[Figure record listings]
★ ★ ★ ★ ★

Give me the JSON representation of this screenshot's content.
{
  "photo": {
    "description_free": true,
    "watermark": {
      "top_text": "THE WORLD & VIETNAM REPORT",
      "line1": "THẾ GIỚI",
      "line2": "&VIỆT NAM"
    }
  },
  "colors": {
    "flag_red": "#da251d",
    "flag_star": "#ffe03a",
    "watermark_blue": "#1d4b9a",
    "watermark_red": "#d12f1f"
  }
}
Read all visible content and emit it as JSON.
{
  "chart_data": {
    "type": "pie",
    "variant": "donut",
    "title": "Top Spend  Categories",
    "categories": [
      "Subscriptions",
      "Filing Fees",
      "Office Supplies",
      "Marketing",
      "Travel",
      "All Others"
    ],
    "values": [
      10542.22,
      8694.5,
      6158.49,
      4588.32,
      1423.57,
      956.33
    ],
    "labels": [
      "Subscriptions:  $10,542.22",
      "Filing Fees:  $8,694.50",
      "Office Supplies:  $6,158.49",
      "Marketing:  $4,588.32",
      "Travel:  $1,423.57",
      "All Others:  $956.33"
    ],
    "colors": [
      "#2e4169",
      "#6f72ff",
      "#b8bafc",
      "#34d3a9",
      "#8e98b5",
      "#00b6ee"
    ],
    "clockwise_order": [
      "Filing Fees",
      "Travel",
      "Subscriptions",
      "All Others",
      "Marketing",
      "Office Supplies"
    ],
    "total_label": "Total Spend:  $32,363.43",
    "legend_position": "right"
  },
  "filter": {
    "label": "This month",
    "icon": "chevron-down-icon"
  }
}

★ ★ ★ ★ ★

**Job**:
Set down all of the records shown above once more, exactly.

**Output for this exercise**:
Give me the JSON representation of this screenshot's content.
{
  "photo": {
    "description_free": true,
    "watermark": {
      "top_text": "THE WORLD & VIETNAM REPORT",
      "line1": "THẾ GIỚI",
      "line2": "&VIỆT NAM"
    }
  },
  "colors": {
    "flag_red": "#da251d",
    "flag_star": "#ffe03a",
    "watermark_blue": "#1d4b9a",
    "watermark_red": "#d12f1f"
  }
}
Read all visible content and emit it as JSON.
{
  "chart_data": {
    "type": "pie",
    "variant": "donut",
    "title": "Top Spend  Categories",
    "categories": [
      "Subscriptions",
      "Filing Fees",
      "Office Supplies",
      "Marketing",
      "Travel",
      "All Others"
    ],
    "values": [
      10542.22,
      8694.5,
      6158.49,
      4588.32,
      1423.57,
      956.33
    ],
    "labels": [
      "Subscriptions:  $10,542.22",
      "Filing Fees:  $8,694.50",
      "Office Supplies:  $6,158.49",
      "Marketing:  $4,588.32",
      "Travel:  $1,423.57",
      "All Others:  $956.33"
    ],
    "colors": [
      "#2e4169",
      "#6f72ff",
      "#b8bafc",
      "#34d3a9",
      "#8e98b5",
      "#00b6ee"
    ],
    "clockwise_order": [
      "Filing Fees",
      "Travel",
      "Subscriptions",
      "All Others",
      "Marketing",
      "Office Supplies"
    ],
    "total_label": "Total Spend:  $32,363.43",
    "legend_position": "right"
  },
  "filter": {
    "label": "This month",
    "icon": "chevron-down-icon"
  }
}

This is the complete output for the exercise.